Each entry below is to be given again word for word, with no pictures.

◆ ◆ ◆ ◆

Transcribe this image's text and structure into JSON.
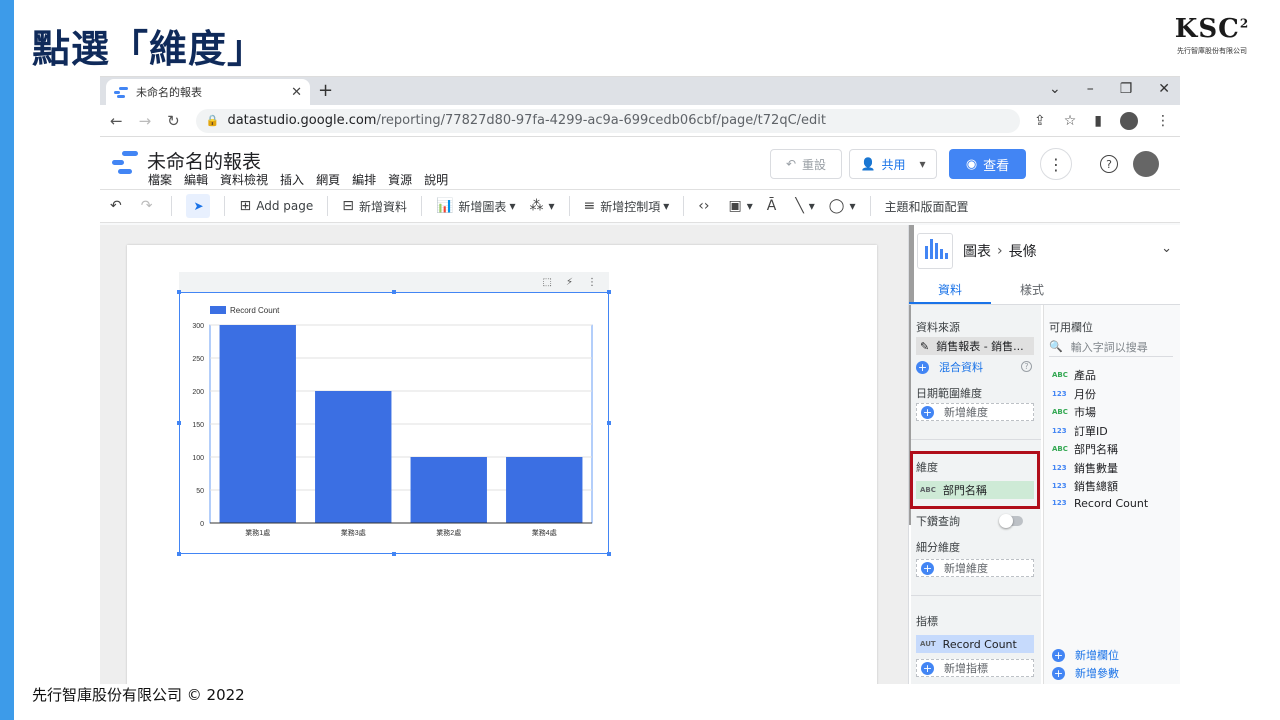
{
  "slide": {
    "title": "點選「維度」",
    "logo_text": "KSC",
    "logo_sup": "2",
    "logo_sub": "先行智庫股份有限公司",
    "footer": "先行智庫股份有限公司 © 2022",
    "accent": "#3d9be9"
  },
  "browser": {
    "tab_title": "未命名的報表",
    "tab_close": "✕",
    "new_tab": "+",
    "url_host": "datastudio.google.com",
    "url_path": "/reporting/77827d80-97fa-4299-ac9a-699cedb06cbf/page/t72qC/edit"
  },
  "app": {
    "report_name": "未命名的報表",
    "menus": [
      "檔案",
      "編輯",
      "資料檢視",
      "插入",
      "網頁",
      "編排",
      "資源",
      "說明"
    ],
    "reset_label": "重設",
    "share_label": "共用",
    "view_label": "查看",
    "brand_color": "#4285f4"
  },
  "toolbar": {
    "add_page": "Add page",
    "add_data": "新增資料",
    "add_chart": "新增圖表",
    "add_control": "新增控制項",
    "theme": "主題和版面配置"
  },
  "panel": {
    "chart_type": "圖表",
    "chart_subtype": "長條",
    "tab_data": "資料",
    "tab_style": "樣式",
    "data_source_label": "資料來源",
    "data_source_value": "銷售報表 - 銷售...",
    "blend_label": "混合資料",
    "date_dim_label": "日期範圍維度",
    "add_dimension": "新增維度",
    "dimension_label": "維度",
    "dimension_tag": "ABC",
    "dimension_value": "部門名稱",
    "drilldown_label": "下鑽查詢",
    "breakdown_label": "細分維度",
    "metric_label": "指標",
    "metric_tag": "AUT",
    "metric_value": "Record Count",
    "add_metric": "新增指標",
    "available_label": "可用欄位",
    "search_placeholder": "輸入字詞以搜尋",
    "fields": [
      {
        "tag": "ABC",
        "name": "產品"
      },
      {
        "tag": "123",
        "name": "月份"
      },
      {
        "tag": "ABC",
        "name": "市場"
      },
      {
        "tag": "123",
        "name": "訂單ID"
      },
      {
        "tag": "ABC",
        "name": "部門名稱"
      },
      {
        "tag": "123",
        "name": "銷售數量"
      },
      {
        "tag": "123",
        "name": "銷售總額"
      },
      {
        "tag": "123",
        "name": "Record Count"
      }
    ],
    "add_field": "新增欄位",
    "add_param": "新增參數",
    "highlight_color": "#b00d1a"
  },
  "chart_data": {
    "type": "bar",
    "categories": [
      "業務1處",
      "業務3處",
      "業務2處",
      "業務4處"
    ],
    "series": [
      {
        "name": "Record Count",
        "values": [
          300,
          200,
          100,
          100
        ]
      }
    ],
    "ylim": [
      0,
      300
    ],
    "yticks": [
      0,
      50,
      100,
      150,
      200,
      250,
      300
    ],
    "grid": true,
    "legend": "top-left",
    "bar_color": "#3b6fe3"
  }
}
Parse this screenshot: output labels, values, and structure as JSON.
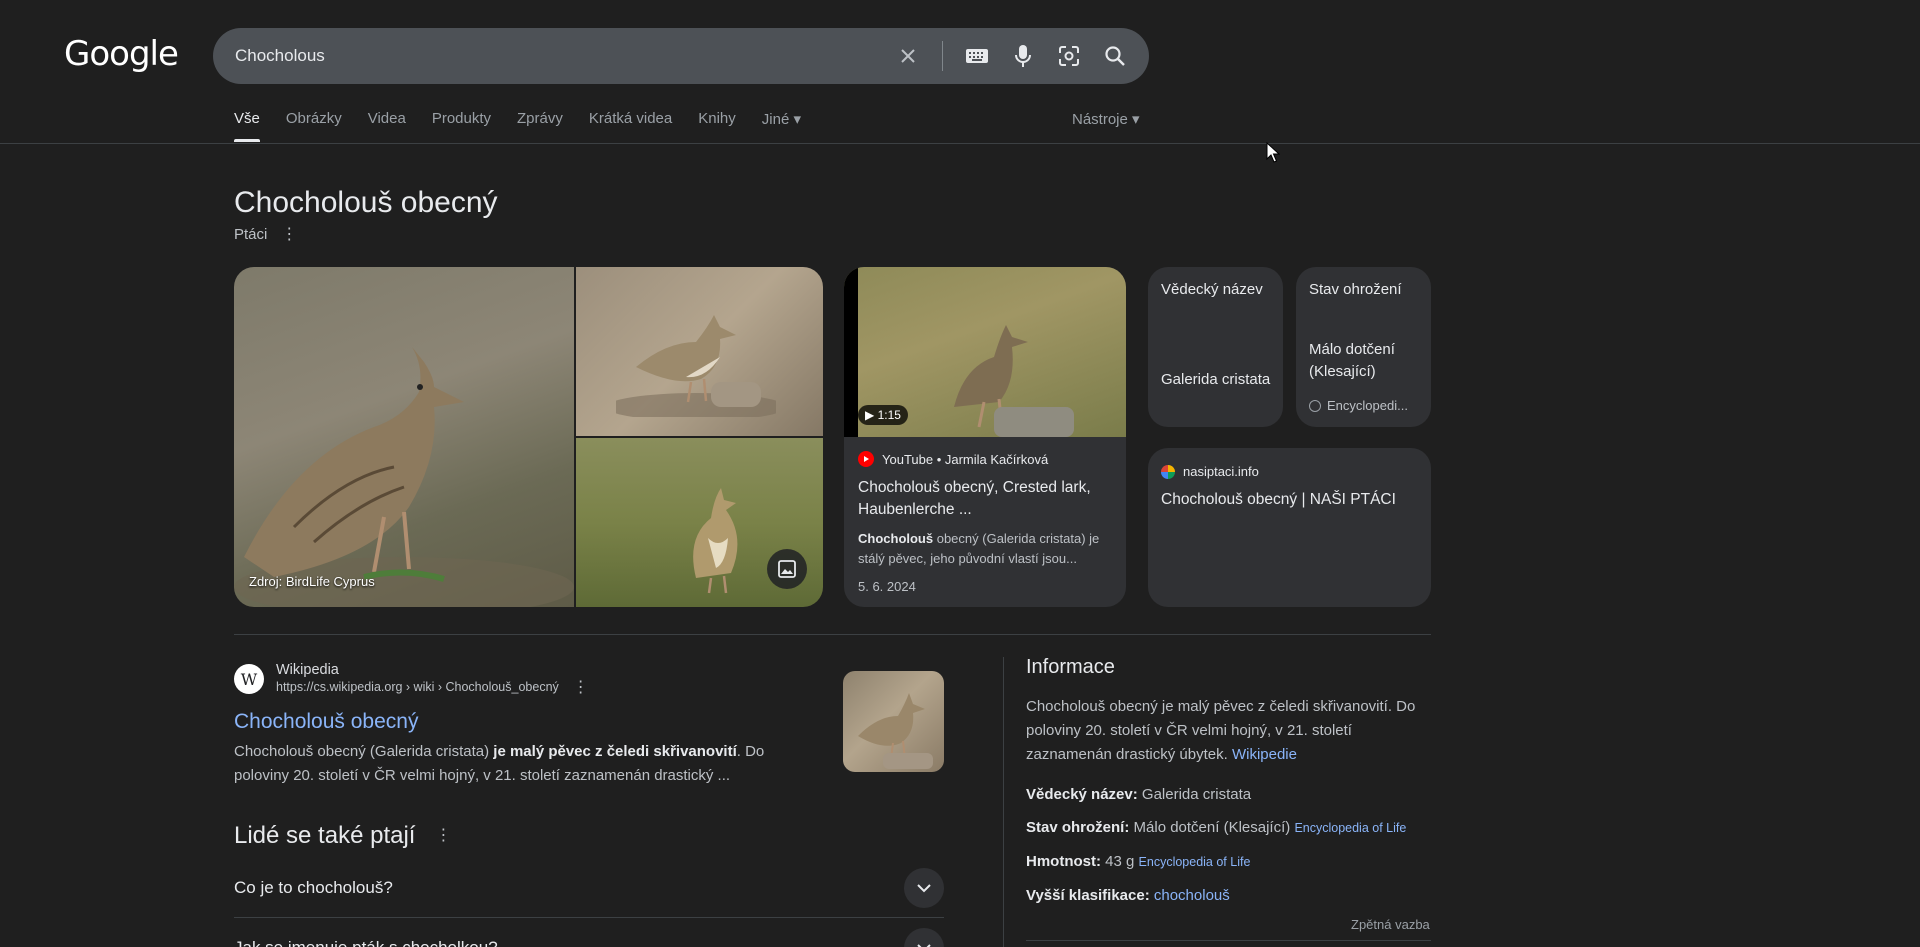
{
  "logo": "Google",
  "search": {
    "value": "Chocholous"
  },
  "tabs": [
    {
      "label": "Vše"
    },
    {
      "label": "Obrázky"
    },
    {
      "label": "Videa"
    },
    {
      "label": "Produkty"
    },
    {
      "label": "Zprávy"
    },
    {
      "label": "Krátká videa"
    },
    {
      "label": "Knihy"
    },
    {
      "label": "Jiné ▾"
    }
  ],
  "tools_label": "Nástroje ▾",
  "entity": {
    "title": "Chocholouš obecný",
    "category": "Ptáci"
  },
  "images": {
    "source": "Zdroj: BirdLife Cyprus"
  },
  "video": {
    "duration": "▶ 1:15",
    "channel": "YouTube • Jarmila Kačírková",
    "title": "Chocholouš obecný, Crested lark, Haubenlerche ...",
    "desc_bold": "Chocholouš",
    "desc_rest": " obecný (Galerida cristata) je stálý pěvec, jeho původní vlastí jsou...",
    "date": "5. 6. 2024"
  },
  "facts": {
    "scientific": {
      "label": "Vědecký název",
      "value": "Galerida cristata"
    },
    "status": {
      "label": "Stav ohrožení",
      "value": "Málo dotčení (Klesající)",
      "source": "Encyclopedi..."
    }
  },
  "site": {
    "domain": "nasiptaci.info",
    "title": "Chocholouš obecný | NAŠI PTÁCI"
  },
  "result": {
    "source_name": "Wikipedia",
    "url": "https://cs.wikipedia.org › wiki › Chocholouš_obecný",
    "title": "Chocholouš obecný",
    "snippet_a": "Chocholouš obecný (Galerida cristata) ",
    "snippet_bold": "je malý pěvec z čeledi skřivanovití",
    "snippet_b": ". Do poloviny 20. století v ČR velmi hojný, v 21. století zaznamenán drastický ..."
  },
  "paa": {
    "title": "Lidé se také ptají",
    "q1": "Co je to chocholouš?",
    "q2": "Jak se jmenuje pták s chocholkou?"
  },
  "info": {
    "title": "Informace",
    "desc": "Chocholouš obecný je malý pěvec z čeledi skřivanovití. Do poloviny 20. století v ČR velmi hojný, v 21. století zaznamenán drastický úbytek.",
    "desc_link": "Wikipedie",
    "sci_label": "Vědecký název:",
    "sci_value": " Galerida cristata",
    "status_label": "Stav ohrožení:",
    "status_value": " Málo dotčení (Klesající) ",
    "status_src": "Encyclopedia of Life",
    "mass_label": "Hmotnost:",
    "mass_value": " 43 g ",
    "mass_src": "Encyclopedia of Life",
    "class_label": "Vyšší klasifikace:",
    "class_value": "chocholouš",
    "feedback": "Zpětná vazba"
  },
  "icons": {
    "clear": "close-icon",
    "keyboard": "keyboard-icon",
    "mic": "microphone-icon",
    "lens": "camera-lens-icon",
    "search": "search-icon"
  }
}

◆ ◆ ◆ ◆

=== THE OUTPUT ===
Transcribe this image's text and structure into JSON.
{
  "slide": {
    "title": "點選「維度」",
    "logo_text": "KSC",
    "logo_sup": "2",
    "logo_sub": "先行智庫股份有限公司",
    "footer": "先行智庫股份有限公司 © 2022",
    "accent": "#3d9be9"
  },
  "browser": {
    "tab_title": "未命名的報表",
    "tab_close": "✕",
    "new_tab": "+",
    "url_host": "datastudio.google.com",
    "url_path": "/reporting/77827d80-97fa-4299-ac9a-699cedb06cbf/page/t72qC/edit"
  },
  "app": {
    "report_name": "未命名的報表",
    "menus": [
      "檔案",
      "編輯",
      "資料檢視",
      "插入",
      "網頁",
      "編排",
      "資源",
      "說明"
    ],
    "reset_label": "重設",
    "share_label": "共用",
    "view_label": "查看",
    "brand_color": "#4285f4"
  },
  "toolbar": {
    "add_page": "Add page",
    "add_data": "新增資料",
    "add_chart": "新增圖表",
    "add_control": "新增控制項",
    "theme": "主題和版面配置"
  },
  "panel": {
    "chart_type": "圖表",
    "chart_subtype": "長條",
    "tab_data": "資料",
    "tab_style": "樣式",
    "data_source_label": "資料來源",
    "data_source_value": "銷售報表 - 銷售...",
    "blend_label": "混合資料",
    "date_dim_label": "日期範圍維度",
    "add_dimension": "新增維度",
    "dimension_label": "維度",
    "dimension_tag": "ABC",
    "dimension_value": "部門名稱",
    "drilldown_label": "下鑽查詢",
    "breakdown_label": "細分維度",
    "metric_label": "指標",
    "metric_tag": "AUT",
    "metric_value": "Record Count",
    "add_metric": "新增指標",
    "available_label": "可用欄位",
    "search_placeholder": "輸入字詞以搜尋",
    "fields": [
      {
        "tag": "ABC",
        "name": "產品"
      },
      {
        "tag": "123",
        "name": "月份"
      },
      {
        "tag": "ABC",
        "name": "市場"
      },
      {
        "tag": "123",
        "name": "訂單ID"
      },
      {
        "tag": "ABC",
        "name": "部門名稱"
      },
      {
        "tag": "123",
        "name": "銷售數量"
      },
      {
        "tag": "123",
        "name": "銷售總額"
      },
      {
        "tag": "123",
        "name": "Record Count"
      }
    ],
    "add_field": "新增欄位",
    "add_param": "新增參數",
    "highlight_color": "#b00d1a"
  },
  "chart_data": {
    "type": "bar",
    "categories": [
      "業務1處",
      "業務3處",
      "業務2處",
      "業務4處"
    ],
    "series": [
      {
        "name": "Record Count",
        "values": [
          300,
          200,
          100,
          100
        ]
      }
    ],
    "ylim": [
      0,
      300
    ],
    "yticks": [
      0,
      50,
      100,
      150,
      200,
      250,
      300
    ],
    "grid": true,
    "legend": "top-left",
    "bar_color": "#3b6fe3"
  }
}
Parse this screenshot: output labels, values, and structure as JSON.
{
  "logo": "Google",
  "search": {
    "value": "Chocholous"
  },
  "tabs": [
    {
      "label": "Vše"
    },
    {
      "label": "Obrázky"
    },
    {
      "label": "Videa"
    },
    {
      "label": "Produkty"
    },
    {
      "label": "Zprávy"
    },
    {
      "label": "Krátká videa"
    },
    {
      "label": "Knihy"
    },
    {
      "label": "Jiné ▾"
    }
  ],
  "tools_label": "Nástroje ▾",
  "entity": {
    "title": "Chocholouš obecný",
    "category": "Ptáci"
  },
  "images": {
    "source": "Zdroj: BirdLife Cyprus"
  },
  "video": {
    "duration": "▶ 1:15",
    "channel": "YouTube • Jarmila Kačírková",
    "title": "Chocholouš obecný, Crested lark, Haubenlerche ...",
    "desc_bold": "Chocholouš",
    "desc_rest": " obecný (Galerida cristata) je stálý pěvec, jeho původní vlastí jsou...",
    "date": "5. 6. 2024"
  },
  "facts": {
    "scientific": {
      "label": "Vědecký název",
      "value": "Galerida cristata"
    },
    "status": {
      "label": "Stav ohrožení",
      "value": "Málo dotčení (Klesající)",
      "source": "Encyclopedi..."
    }
  },
  "site": {
    "domain": "nasiptaci.info",
    "title": "Chocholouš obecný | NAŠI PTÁCI"
  },
  "result": {
    "source_name": "Wikipedia",
    "url": "https://cs.wikipedia.org › wiki › Chocholouš_obecný",
    "title": "Chocholouš obecný",
    "snippet_a": "Chocholouš obecný (Galerida cristata) ",
    "snippet_bold": "je malý pěvec z čeledi skřivanovití",
    "snippet_b": ". Do poloviny 20. století v ČR velmi hojný, v 21. století zaznamenán drastický ..."
  },
  "paa": {
    "title": "Lidé se také ptají",
    "q1": "Co je to chocholouš?",
    "q2": "Jak se jmenuje pták s chocholkou?"
  },
  "info": {
    "title": "Informace",
    "desc": "Chocholouš obecný je malý pěvec z čeledi skřivanovití. Do poloviny 20. století v ČR velmi hojný, v 21. století zaznamenán drastický úbytek.",
    "desc_link": "Wikipedie",
    "sci_label": "Vědecký název:",
    "sci_value": " Galerida cristata",
    "status_label": "Stav ohrožení:",
    "status_value": " Málo dotčení (Klesající) ",
    "status_src": "Encyclopedia of Life",
    "mass_label": "Hmotnost:",
    "mass_value": " 43 g ",
    "mass_src": "Encyclopedia of Life",
    "class_label": "Vyšší klasifikace:",
    "class_value": "chocholouš",
    "feedback": "Zpětná vazba"
  },
  "icons": {
    "clear": "close-icon",
    "keyboard": "keyboard-icon",
    "mic": "microphone-icon",
    "lens": "camera-lens-icon",
    "search": "search-icon"
  }
}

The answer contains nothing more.